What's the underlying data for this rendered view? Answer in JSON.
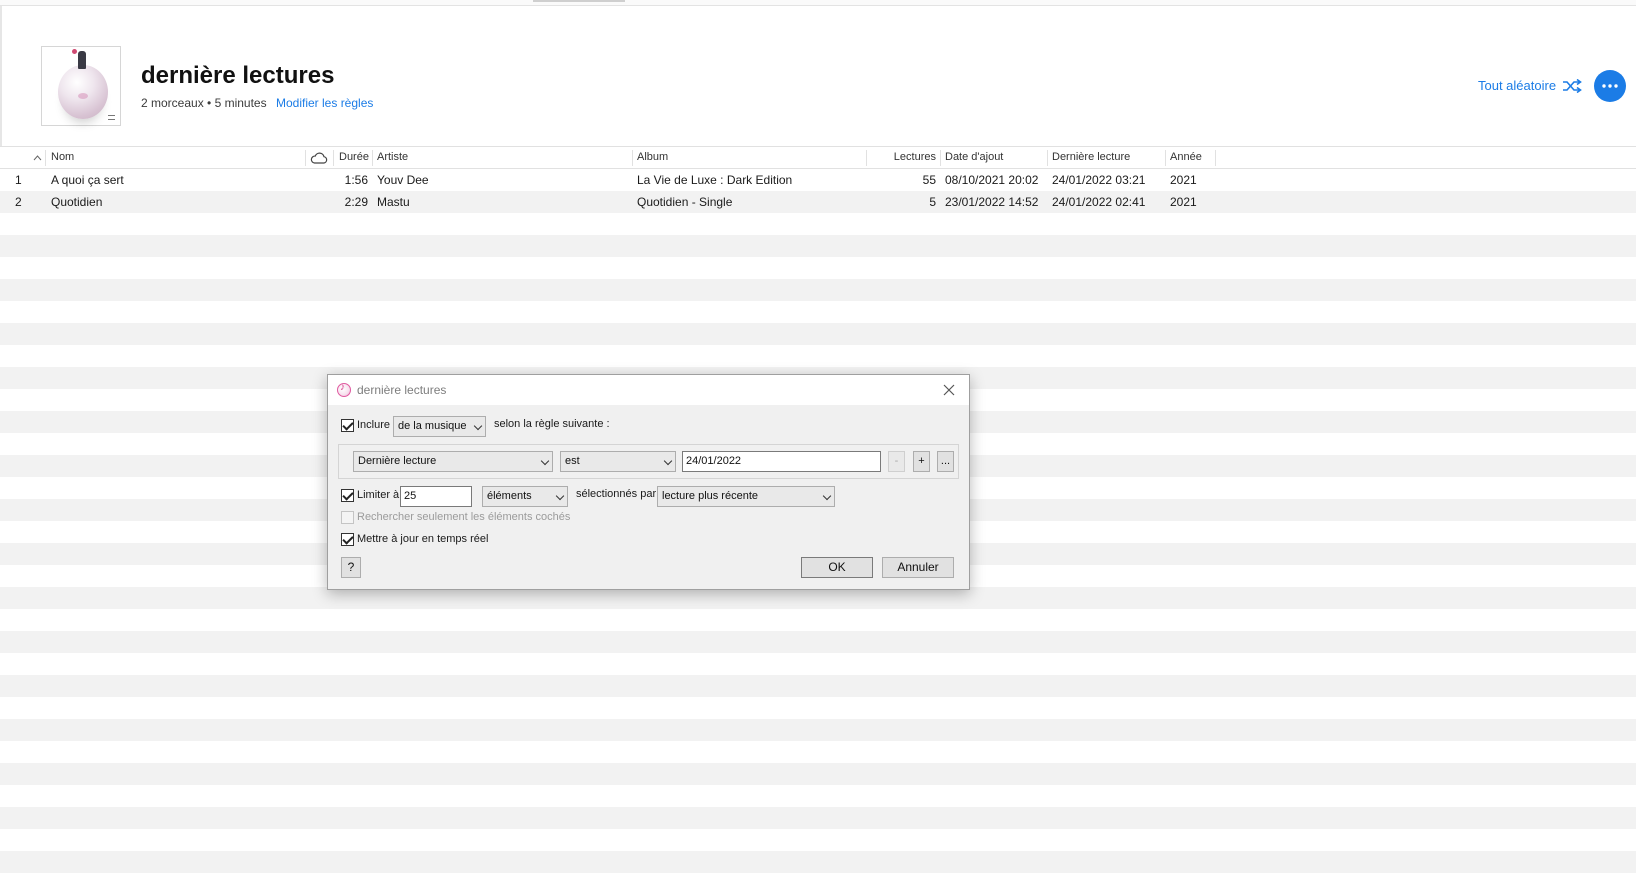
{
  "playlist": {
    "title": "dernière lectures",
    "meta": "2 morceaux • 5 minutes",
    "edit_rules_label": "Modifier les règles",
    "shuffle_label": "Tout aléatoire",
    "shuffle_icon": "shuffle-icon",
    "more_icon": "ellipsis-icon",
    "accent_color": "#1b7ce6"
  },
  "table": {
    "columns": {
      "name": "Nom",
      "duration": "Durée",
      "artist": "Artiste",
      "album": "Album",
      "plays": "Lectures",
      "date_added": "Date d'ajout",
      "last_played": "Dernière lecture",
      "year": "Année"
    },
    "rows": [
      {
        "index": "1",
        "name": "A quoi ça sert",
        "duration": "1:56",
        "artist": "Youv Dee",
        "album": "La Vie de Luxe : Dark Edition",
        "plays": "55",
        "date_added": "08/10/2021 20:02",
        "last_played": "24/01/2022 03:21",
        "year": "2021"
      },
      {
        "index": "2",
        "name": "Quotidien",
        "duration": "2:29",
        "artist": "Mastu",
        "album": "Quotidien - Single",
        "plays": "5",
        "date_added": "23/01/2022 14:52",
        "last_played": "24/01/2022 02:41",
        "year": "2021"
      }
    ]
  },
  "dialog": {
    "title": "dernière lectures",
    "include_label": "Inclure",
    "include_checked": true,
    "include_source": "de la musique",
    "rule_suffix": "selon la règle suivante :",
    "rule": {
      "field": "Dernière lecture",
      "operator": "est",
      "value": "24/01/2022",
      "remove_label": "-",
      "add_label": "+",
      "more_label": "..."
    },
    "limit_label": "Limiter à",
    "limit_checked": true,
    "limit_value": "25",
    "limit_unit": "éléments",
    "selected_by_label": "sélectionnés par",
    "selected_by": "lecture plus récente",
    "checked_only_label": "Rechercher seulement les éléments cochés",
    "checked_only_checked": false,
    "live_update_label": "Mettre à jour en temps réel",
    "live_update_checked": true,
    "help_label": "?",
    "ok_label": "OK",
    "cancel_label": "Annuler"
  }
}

····················

◆ WHAT YOU SHOULD DO ◆
Return the entries unchanged, save for the pictures, which do not belong in the copy.

◆ TASK SOLUTION ◆
What's the underlying data for this rendered view? Answer in JSON.
{
  "playlist": {
    "title": "dernière lectures",
    "meta": "2 morceaux • 5 minutes",
    "edit_rules_label": "Modifier les règles",
    "shuffle_label": "Tout aléatoire",
    "shuffle_icon": "shuffle-icon",
    "more_icon": "ellipsis-icon",
    "accent_color": "#1b7ce6"
  },
  "table": {
    "columns": {
      "name": "Nom",
      "duration": "Durée",
      "artist": "Artiste",
      "album": "Album",
      "plays": "Lectures",
      "date_added": "Date d'ajout",
      "last_played": "Dernière lecture",
      "year": "Année"
    },
    "rows": [
      {
        "index": "1",
        "name": "A quoi ça sert",
        "duration": "1:56",
        "artist": "Youv Dee",
        "album": "La Vie de Luxe : Dark Edition",
        "plays": "55",
        "date_added": "08/10/2021 20:02",
        "last_played": "24/01/2022 03:21",
        "year": "2021"
      },
      {
        "index": "2",
        "name": "Quotidien",
        "duration": "2:29",
        "artist": "Mastu",
        "album": "Quotidien - Single",
        "plays": "5",
        "date_added": "23/01/2022 14:52",
        "last_played": "24/01/2022 02:41",
        "year": "2021"
      }
    ]
  },
  "dialog": {
    "title": "dernière lectures",
    "include_label": "Inclure",
    "include_checked": true,
    "include_source": "de la musique",
    "rule_suffix": "selon la règle suivante :",
    "rule": {
      "field": "Dernière lecture",
      "operator": "est",
      "value": "24/01/2022",
      "remove_label": "-",
      "add_label": "+",
      "more_label": "..."
    },
    "limit_label": "Limiter à",
    "limit_checked": true,
    "limit_value": "25",
    "limit_unit": "éléments",
    "selected_by_label": "sélectionnés par",
    "selected_by": "lecture plus récente",
    "checked_only_label": "Rechercher seulement les éléments cochés",
    "checked_only_checked": false,
    "live_update_label": "Mettre à jour en temps réel",
    "live_update_checked": true,
    "help_label": "?",
    "ok_label": "OK",
    "cancel_label": "Annuler"
  }
}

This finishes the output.